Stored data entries
* START *

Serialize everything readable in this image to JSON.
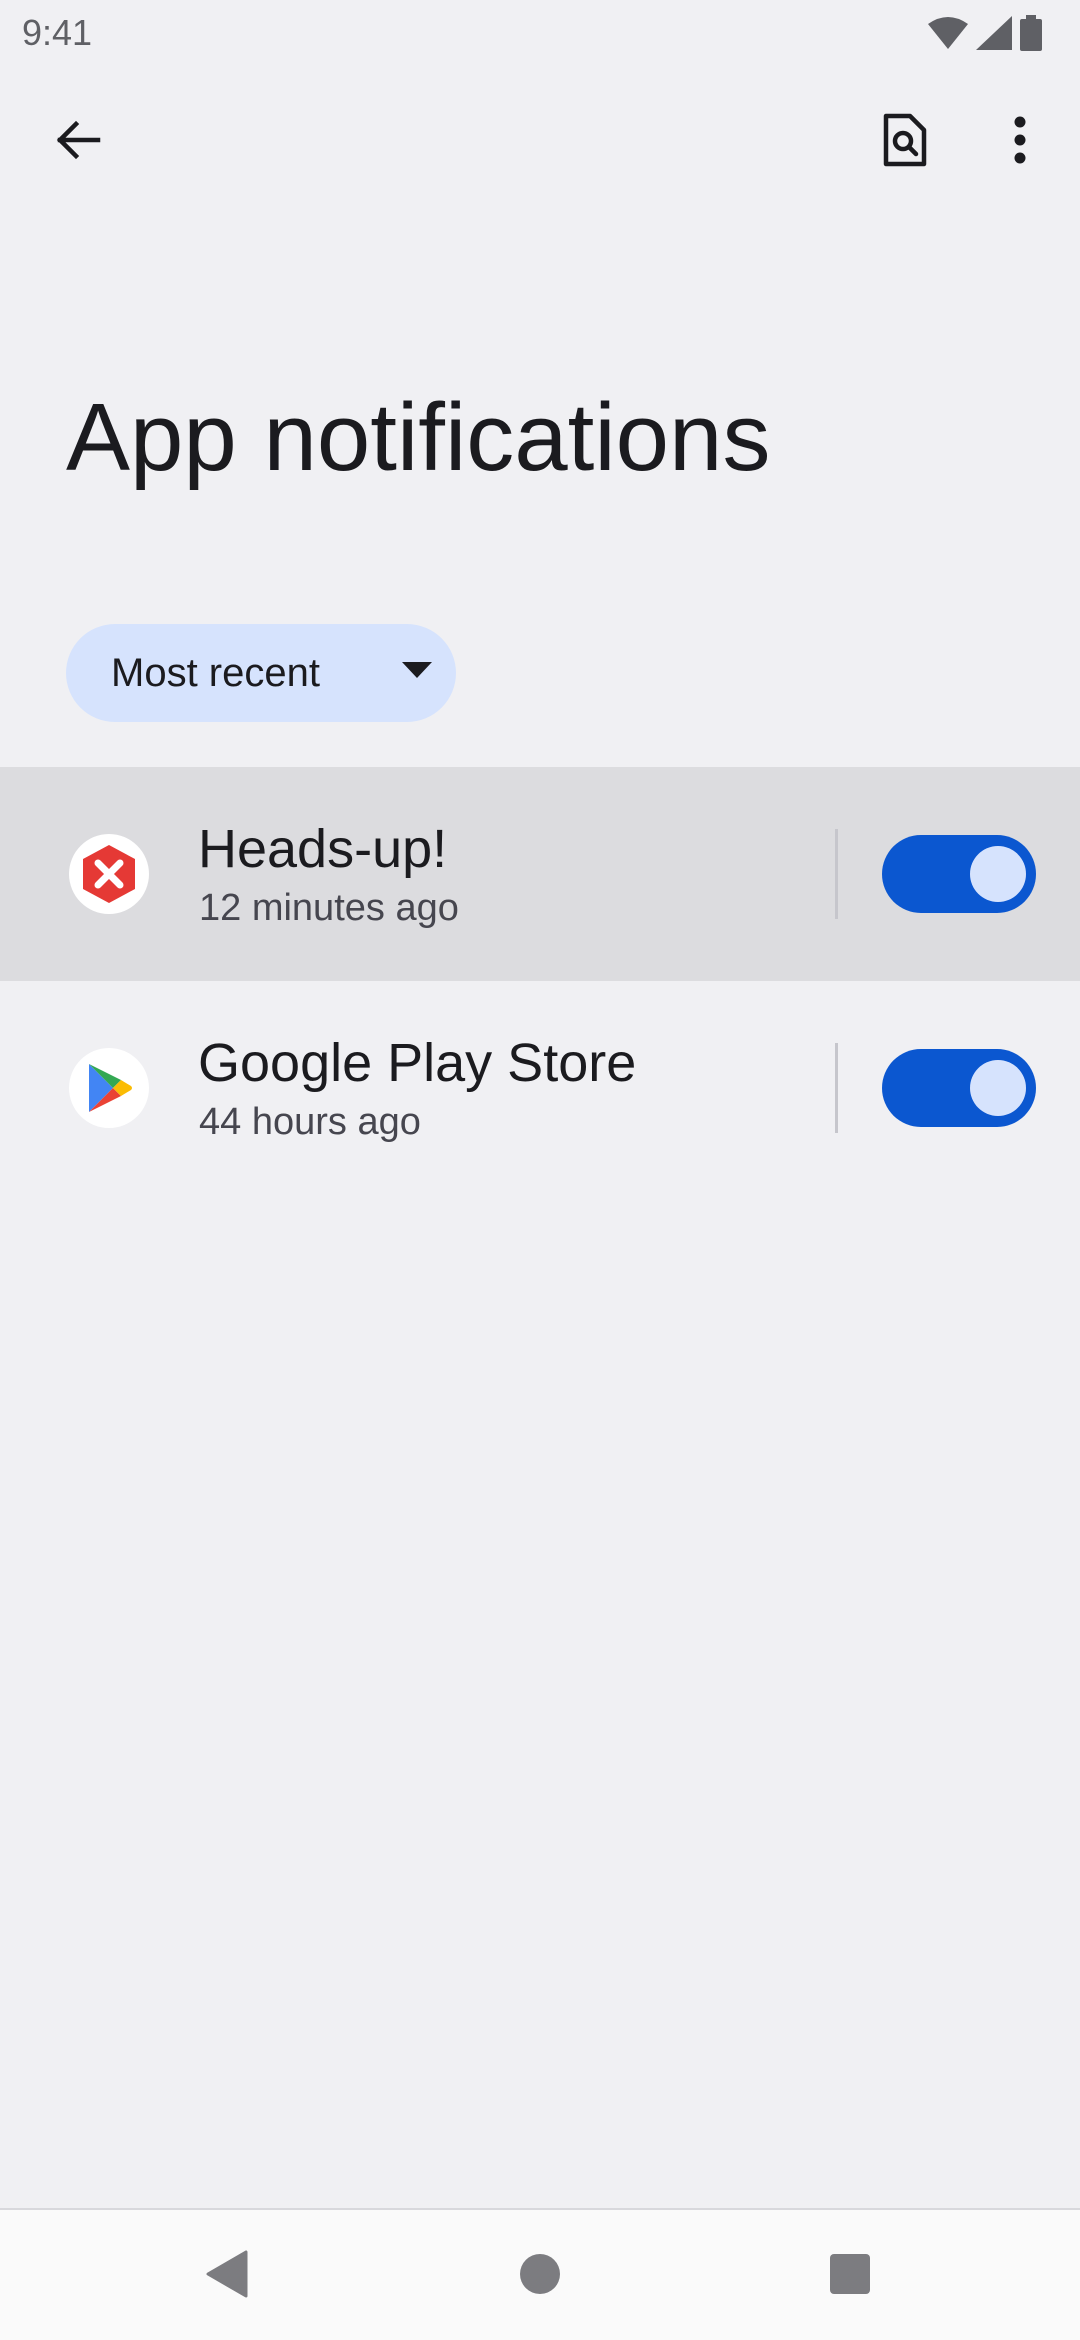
{
  "status_bar": {
    "time": "9:41",
    "icons": [
      "wifi-icon",
      "signal-icon",
      "battery-icon"
    ]
  },
  "toolbar": {
    "back_icon": "arrow-back-icon",
    "search_icon": "search-document-icon",
    "more_icon": "more-vertical-icon"
  },
  "page": {
    "title": "App notifications"
  },
  "sort": {
    "selected": "Most recent",
    "icon": "dropdown-arrow-icon"
  },
  "apps": [
    {
      "name": "Heads-up!",
      "time": "12 minutes ago",
      "icon": "heads-up-app-icon",
      "enabled": true,
      "highlighted": true
    },
    {
      "name": "Google Play Store",
      "time": "44 hours ago",
      "icon": "google-play-icon",
      "enabled": true,
      "highlighted": false
    }
  ],
  "navigation": {
    "back_icon": "nav-back-icon",
    "home_icon": "nav-home-icon",
    "recents_icon": "nav-recents-icon"
  },
  "colors": {
    "background": "#f0f0f3",
    "accent": "#0b57d0",
    "chip_background": "#d6e3fd",
    "highlight_row": "#dcdcdf",
    "heads_up_red": "#e53935"
  }
}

* END *

[INSTRUCTION]: Quote the data exactly, leaving every image out of the copy.

[ANSWER TO THE PROBLEM]:
Serialize everything readable in this image to JSON.
{
  "status_bar": {
    "time": "9:41",
    "icons": [
      "wifi-icon",
      "signal-icon",
      "battery-icon"
    ]
  },
  "toolbar": {
    "back_icon": "arrow-back-icon",
    "search_icon": "search-document-icon",
    "more_icon": "more-vertical-icon"
  },
  "page": {
    "title": "App notifications"
  },
  "sort": {
    "selected": "Most recent",
    "icon": "dropdown-arrow-icon"
  },
  "apps": [
    {
      "name": "Heads-up!",
      "time": "12 minutes ago",
      "icon": "heads-up-app-icon",
      "enabled": true,
      "highlighted": true
    },
    {
      "name": "Google Play Store",
      "time": "44 hours ago",
      "icon": "google-play-icon",
      "enabled": true,
      "highlighted": false
    }
  ],
  "navigation": {
    "back_icon": "nav-back-icon",
    "home_icon": "nav-home-icon",
    "recents_icon": "nav-recents-icon"
  },
  "colors": {
    "background": "#f0f0f3",
    "accent": "#0b57d0",
    "chip_background": "#d6e3fd",
    "highlight_row": "#dcdcdf",
    "heads_up_red": "#e53935"
  }
}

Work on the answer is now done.